* **STORED DATA**:
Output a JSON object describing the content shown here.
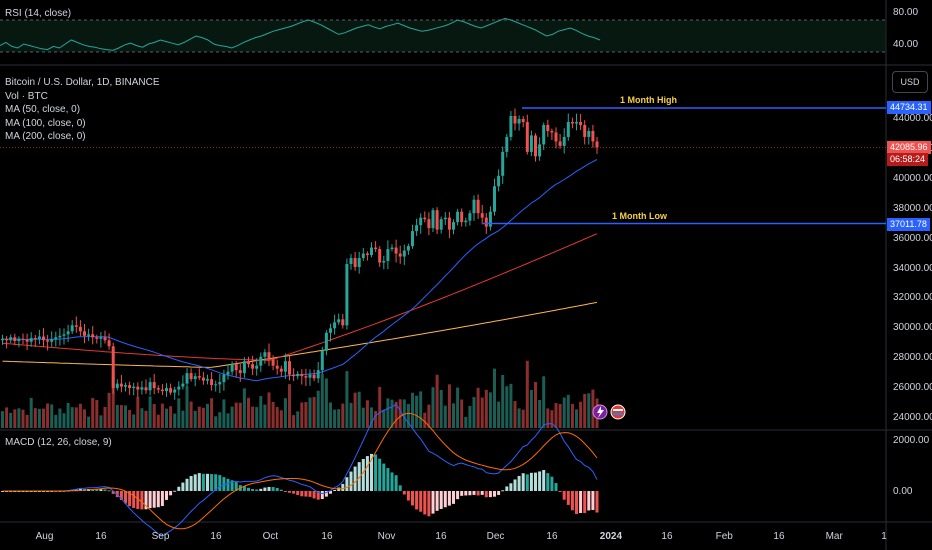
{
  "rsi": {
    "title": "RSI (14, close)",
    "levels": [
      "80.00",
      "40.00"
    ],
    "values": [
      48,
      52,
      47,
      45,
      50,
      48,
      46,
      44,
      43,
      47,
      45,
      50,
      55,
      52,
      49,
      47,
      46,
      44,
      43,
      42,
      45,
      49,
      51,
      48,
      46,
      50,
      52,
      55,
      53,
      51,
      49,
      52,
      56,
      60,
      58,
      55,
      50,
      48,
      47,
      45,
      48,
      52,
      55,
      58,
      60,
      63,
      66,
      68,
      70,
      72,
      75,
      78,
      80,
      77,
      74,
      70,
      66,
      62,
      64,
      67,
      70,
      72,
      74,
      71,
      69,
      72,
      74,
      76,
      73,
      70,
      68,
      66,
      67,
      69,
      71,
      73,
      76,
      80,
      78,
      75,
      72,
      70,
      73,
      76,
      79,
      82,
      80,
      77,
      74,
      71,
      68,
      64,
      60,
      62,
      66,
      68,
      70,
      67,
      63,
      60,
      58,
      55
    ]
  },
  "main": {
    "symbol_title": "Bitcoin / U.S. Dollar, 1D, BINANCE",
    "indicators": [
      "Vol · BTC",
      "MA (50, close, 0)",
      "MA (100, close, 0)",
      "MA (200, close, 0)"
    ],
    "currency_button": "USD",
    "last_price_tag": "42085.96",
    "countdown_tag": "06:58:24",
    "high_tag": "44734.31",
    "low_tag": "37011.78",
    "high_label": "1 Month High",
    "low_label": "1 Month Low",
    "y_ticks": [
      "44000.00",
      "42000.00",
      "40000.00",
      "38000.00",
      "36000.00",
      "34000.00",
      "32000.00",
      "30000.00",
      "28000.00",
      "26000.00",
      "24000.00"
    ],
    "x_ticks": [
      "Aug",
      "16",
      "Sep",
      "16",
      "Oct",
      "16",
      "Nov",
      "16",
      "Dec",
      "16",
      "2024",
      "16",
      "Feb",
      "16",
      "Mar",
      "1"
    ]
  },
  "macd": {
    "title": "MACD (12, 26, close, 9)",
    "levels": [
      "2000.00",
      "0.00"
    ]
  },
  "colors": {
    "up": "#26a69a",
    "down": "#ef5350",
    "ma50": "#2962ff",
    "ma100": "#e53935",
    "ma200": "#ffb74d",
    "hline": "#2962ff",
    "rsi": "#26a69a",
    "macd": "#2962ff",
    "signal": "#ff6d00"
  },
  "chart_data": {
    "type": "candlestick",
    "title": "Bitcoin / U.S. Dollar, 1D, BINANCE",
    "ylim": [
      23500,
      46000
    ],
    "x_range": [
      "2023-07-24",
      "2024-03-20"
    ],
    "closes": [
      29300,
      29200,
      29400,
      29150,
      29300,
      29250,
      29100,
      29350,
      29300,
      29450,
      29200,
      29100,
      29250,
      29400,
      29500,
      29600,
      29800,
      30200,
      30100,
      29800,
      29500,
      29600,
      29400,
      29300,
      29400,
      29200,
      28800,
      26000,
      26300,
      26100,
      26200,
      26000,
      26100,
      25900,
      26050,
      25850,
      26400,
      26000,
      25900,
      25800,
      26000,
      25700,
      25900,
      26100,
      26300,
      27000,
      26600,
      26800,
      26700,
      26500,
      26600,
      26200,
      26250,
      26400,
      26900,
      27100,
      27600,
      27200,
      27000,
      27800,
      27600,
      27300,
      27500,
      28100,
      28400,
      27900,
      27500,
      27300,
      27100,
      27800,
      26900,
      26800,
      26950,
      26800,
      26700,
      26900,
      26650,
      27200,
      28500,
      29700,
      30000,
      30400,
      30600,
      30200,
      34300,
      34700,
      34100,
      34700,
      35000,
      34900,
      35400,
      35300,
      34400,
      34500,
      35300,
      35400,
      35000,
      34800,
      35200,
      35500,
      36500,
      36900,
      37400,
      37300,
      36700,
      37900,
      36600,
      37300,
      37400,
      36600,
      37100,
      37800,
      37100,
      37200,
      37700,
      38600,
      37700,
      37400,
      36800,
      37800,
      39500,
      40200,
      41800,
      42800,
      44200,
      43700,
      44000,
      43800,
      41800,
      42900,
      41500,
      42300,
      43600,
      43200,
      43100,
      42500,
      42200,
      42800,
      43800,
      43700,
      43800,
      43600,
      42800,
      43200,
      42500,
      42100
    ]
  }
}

---

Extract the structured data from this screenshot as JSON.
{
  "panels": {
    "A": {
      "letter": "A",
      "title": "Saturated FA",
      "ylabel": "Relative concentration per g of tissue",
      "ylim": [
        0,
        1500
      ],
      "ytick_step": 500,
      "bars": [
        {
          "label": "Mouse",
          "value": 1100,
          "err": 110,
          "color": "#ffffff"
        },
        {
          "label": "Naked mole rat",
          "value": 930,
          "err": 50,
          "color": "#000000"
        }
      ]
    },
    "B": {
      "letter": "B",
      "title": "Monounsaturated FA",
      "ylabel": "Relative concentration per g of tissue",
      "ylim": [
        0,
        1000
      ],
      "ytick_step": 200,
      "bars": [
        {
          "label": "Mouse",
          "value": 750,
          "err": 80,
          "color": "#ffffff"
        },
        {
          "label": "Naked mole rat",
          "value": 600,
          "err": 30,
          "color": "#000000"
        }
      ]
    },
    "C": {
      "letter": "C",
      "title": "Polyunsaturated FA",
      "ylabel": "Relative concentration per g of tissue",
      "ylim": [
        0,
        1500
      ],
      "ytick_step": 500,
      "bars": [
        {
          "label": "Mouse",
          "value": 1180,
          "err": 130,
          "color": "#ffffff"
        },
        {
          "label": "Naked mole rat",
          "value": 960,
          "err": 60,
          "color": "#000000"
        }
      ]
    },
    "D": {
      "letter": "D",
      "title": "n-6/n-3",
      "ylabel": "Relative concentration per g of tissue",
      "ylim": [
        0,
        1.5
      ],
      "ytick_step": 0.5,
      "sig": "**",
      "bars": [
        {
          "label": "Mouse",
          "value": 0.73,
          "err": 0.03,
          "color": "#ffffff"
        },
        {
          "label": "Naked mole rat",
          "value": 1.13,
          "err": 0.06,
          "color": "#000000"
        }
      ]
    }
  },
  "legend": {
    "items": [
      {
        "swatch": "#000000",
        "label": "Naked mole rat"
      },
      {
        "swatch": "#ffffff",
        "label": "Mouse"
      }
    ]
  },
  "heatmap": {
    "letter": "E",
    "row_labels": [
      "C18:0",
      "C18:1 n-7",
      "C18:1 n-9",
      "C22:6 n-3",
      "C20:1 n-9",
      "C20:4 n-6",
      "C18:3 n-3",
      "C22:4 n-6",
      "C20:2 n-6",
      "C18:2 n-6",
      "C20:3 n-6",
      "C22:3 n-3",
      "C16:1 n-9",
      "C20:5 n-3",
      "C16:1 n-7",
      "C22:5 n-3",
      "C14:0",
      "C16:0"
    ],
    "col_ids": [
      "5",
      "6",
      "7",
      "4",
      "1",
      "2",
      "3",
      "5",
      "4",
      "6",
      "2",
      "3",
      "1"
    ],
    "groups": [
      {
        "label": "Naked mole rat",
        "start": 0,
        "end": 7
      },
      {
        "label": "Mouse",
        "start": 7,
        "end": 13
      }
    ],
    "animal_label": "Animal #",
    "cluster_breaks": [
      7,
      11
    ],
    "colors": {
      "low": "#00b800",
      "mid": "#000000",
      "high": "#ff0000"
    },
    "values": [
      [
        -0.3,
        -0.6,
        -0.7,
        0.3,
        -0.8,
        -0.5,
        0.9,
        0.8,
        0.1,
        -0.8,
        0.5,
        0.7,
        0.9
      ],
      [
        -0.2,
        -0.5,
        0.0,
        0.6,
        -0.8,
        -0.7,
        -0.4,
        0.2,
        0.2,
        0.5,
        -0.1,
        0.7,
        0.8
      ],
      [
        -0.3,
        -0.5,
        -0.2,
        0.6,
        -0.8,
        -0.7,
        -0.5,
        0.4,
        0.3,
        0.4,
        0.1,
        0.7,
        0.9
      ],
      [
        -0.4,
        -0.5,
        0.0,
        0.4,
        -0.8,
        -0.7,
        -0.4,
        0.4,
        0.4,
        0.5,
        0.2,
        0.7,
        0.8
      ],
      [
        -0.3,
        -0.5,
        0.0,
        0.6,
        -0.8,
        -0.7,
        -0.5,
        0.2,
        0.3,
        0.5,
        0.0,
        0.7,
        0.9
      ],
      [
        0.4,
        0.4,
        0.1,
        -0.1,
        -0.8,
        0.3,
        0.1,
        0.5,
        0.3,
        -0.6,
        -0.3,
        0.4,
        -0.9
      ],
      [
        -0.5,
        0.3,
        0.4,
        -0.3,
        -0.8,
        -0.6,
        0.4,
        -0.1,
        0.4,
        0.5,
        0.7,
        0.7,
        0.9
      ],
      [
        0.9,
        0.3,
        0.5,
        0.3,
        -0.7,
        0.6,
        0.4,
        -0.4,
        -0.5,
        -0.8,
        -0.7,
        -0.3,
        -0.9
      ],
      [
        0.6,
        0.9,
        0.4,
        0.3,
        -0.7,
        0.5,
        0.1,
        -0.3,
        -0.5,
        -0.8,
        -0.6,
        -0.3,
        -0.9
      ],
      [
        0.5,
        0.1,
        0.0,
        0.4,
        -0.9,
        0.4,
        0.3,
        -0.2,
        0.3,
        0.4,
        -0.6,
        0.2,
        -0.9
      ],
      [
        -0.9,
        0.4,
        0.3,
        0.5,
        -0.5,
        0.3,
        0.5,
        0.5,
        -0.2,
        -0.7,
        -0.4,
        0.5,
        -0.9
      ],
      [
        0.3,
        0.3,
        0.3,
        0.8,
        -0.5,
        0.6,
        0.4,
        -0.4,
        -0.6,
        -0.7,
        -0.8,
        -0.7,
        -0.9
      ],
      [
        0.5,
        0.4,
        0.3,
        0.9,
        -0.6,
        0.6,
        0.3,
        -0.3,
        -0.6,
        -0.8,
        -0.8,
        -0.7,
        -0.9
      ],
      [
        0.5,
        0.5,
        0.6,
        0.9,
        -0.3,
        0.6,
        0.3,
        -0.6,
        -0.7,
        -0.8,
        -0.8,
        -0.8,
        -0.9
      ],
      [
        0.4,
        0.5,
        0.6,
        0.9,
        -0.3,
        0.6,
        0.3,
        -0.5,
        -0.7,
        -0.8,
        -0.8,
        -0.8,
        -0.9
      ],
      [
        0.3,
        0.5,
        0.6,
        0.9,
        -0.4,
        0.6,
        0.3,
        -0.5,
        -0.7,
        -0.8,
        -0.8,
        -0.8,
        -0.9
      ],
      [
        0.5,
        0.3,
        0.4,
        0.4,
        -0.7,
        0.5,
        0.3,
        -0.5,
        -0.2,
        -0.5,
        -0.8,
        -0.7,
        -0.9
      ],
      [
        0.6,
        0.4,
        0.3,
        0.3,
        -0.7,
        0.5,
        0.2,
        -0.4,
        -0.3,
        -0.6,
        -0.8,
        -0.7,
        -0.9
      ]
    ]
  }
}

* **PROMPT**:
Isolate the lines that hold the word "Dollar" and copy all of them.

* **RESULT OF THIS TASK**:
    "symbol_title": "Bitcoin / U.S. Dollar, 1D, BINANCE",
    "title": "Bitcoin / U.S. Dollar, 1D, BINANCE",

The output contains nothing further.